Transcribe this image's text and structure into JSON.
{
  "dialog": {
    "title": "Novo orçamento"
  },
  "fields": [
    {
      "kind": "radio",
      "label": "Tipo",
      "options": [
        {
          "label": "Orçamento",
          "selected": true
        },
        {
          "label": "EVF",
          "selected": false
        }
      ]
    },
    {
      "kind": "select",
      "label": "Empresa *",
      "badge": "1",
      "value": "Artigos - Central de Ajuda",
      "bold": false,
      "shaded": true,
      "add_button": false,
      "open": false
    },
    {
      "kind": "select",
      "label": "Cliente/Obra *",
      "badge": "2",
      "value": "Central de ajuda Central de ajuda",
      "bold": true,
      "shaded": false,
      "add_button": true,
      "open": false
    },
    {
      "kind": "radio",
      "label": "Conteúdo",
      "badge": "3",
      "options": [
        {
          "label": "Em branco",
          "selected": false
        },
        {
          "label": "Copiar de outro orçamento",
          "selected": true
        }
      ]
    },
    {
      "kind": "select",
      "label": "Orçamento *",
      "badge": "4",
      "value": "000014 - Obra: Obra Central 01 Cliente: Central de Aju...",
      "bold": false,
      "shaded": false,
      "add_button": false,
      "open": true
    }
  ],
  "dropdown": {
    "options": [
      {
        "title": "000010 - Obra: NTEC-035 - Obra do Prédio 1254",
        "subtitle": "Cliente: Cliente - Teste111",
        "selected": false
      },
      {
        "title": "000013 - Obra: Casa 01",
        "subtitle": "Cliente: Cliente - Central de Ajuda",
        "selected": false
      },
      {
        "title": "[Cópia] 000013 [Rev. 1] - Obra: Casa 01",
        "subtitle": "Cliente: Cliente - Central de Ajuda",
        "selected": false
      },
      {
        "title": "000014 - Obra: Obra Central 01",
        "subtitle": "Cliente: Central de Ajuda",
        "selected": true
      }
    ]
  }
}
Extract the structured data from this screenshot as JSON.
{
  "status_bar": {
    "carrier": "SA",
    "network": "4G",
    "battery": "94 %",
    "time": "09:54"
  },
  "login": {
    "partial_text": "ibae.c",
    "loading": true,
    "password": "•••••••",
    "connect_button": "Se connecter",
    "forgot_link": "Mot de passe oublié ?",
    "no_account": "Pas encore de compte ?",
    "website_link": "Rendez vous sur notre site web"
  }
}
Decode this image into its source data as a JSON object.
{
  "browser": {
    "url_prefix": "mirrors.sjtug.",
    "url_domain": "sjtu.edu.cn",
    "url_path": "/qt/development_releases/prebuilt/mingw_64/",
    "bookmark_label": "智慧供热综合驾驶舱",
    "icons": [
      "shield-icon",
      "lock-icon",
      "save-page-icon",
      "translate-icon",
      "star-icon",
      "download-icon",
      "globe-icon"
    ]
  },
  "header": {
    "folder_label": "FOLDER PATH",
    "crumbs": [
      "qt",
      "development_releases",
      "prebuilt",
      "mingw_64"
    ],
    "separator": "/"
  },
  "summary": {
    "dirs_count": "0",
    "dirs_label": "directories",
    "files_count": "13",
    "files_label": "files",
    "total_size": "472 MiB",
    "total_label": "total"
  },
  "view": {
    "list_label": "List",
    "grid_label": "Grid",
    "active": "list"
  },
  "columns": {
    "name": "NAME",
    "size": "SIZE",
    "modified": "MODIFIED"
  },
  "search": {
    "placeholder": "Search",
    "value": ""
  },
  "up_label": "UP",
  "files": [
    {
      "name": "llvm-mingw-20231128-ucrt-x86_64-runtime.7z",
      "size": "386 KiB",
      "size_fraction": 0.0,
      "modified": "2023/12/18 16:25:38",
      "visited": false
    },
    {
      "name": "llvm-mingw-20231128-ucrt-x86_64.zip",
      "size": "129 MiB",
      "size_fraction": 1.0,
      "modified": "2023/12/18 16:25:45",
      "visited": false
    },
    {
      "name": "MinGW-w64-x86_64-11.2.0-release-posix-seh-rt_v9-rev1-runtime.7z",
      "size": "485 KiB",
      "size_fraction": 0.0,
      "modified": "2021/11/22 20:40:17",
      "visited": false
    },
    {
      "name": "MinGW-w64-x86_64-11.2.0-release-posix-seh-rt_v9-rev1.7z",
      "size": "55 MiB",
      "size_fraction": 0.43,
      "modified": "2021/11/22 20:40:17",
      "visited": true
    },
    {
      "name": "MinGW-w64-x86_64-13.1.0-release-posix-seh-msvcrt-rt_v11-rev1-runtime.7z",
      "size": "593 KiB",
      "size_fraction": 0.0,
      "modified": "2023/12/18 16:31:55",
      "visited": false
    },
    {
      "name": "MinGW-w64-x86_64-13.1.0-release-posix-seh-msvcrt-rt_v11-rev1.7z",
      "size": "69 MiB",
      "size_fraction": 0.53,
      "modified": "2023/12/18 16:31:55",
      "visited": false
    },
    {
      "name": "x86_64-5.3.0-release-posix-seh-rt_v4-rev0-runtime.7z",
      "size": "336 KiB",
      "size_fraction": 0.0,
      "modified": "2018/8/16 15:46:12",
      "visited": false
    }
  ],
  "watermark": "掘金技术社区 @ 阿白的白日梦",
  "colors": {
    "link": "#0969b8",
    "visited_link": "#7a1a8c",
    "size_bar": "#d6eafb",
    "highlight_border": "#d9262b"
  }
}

+===+

* _What is required_
Look through the entries above for the word "llvm". Copy every line where it shows up.

* _Solution to the exercise_
      "name": "llvm-mingw-20231128-ucrt-x86_64-runtime.7z",
      "name": "llvm-mingw-20231128-ucrt-x86_64.zip",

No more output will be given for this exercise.